## WHAT YOU ARE ASKED TO DO
Output the entries below exactly as written, omitting pictures.

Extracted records
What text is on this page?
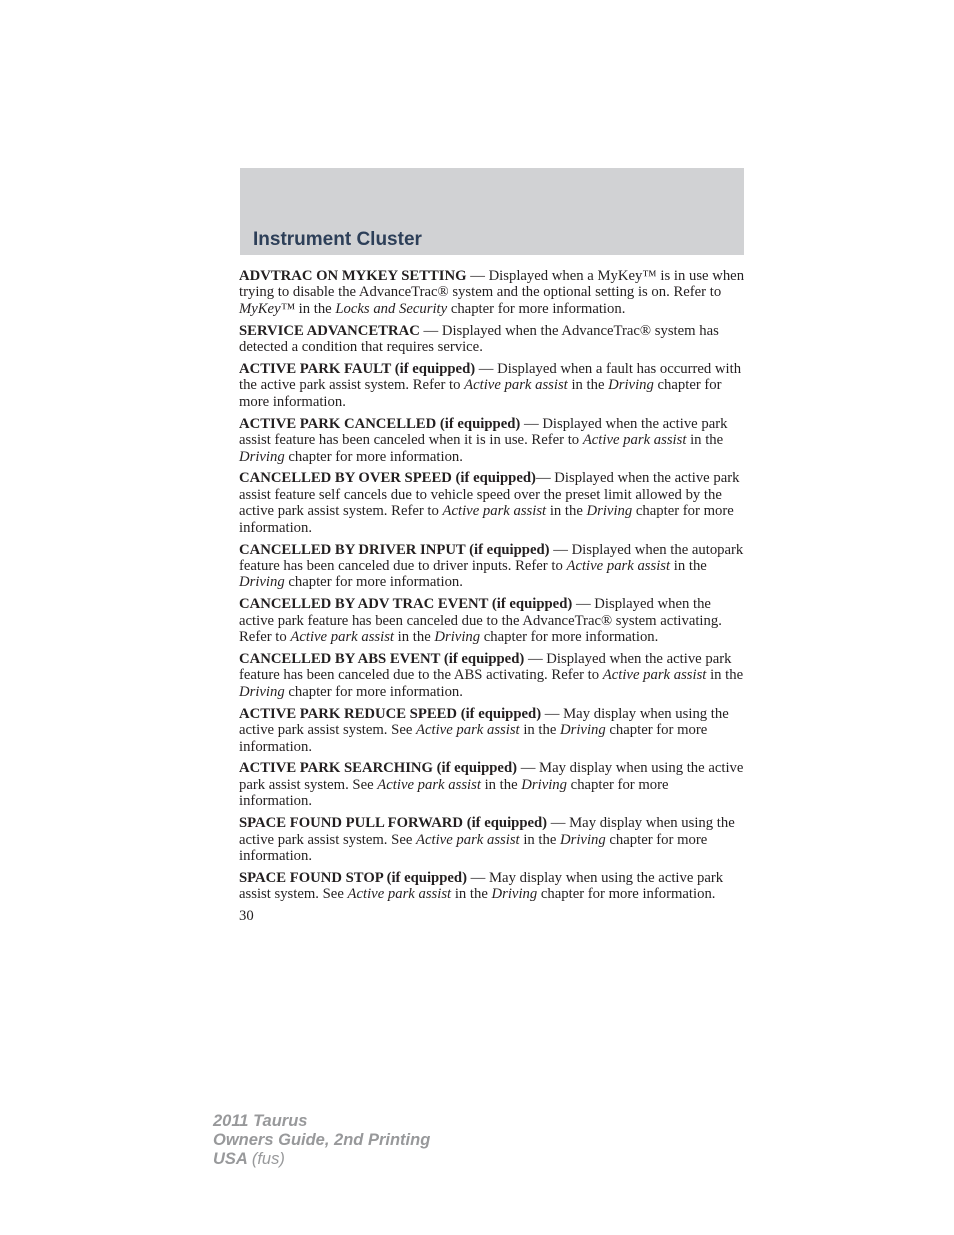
Instrument Cluster

ADVTRAC ON MYKEY SETTING — Displayed when a MyKey™ is in use when trying to disable the AdvanceTrac® system and the optional setting is on. Refer to MyKey™ in the Locks and Security chapter for more information.

SERVICE ADVANCETRAC — Displayed when the AdvanceTrac® system has detected a condition that requires service.

ACTIVE PARK FAULT (if equipped) — Displayed when a fault has occurred with the active park assist system. Refer to Active park assist in the Driving chapter for more information.

ACTIVE PARK CANCELLED (if equipped) — Displayed when the active park assist feature has been canceled when it is in use. Refer to Active park assist in the Driving chapter for more information.

CANCELLED BY OVER SPEED (if equipped)— Displayed when the active park assist feature self cancels due to vehicle speed over the preset limit allowed by the active park assist system. Refer to Active park assist in the Driving chapter for more information.

CANCELLED BY DRIVER INPUT (if equipped) — Displayed when the autopark feature has been canceled due to driver inputs. Refer to Active park assist in the Driving chapter for more information.

CANCELLED BY ADV TRAC EVENT (if equipped) — Displayed when the active park feature has been canceled due to the AdvanceTrac® system activating. Refer to Active park assist in the Driving chapter for more information.

CANCELLED BY ABS EVENT (if equipped) — Displayed when the active park feature has been canceled due to the ABS activating. Refer to Active park assist in the Driving chapter for more information.

ACTIVE PARK REDUCE SPEED (if equipped) — May display when using the active park assist system. See Active park assist in the Driving chapter for more information.

ACTIVE PARK SEARCHING (if equipped) — May display when using the active park assist system. See Active park assist in the Driving chapter for more information.

SPACE FOUND PULL FORWARD (if equipped) — May display when using the active park assist system. See Active park assist in the Driving chapter for more information.

SPACE FOUND STOP (if equipped) — May display when using the active park assist system. See Active park assist in the Driving chapter for more information.

30

2011 Taurus
Owners Guide, 2nd Printing
USA (fus)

## SOLUTION FOR THIS TASK
What text is on this page?
Instrument Cluster

ADVTRAC ON MYKEY SETTING — Displayed when a MyKey™ is in use when trying to disable the AdvanceTrac® system and the optional setting is on. Refer to MyKey™ in the Locks and Security chapter for more information.

SERVICE ADVANCETRAC — Displayed when the AdvanceTrac® system has detected a condition that requires service.

ACTIVE PARK FAULT (if equipped) — Displayed when a fault has occurred with the active park assist system. Refer to Active park assist in the Driving chapter for more information.

ACTIVE PARK CANCELLED (if equipped) — Displayed when the active park assist feature has been canceled when it is in use. Refer to Active park assist in the Driving chapter for more information.

CANCELLED BY OVER SPEED (if equipped)— Displayed when the active park assist feature self cancels due to vehicle speed over the preset limit allowed by the active park assist system. Refer to Active park assist in the Driving chapter for more information.

CANCELLED BY DRIVER INPUT (if equipped) — Displayed when the autopark feature has been canceled due to driver inputs. Refer to Active park assist in the Driving chapter for more information.

CANCELLED BY ADV TRAC EVENT (if equipped) — Displayed when the active park feature has been canceled due to the AdvanceTrac® system activating. Refer to Active park assist in the Driving chapter for more information.

CANCELLED BY ABS EVENT (if equipped) — Displayed when the active park feature has been canceled due to the ABS activating. Refer to Active park assist in the Driving chapter for more information.

ACTIVE PARK REDUCE SPEED (if equipped) — May display when using the active park assist system. See Active park assist in the Driving chapter for more information.

ACTIVE PARK SEARCHING (if equipped) — May display when using the active park assist system. See Active park assist in the Driving chapter for more information.

SPACE FOUND PULL FORWARD (if equipped) — May display when using the active park assist system. See Active park assist in the Driving chapter for more information.

SPACE FOUND STOP (if equipped) — May display when using the active park assist system. See Active park assist in the Driving chapter for more information.

30

2011 Taurus
Owners Guide, 2nd Printing
USA (fus)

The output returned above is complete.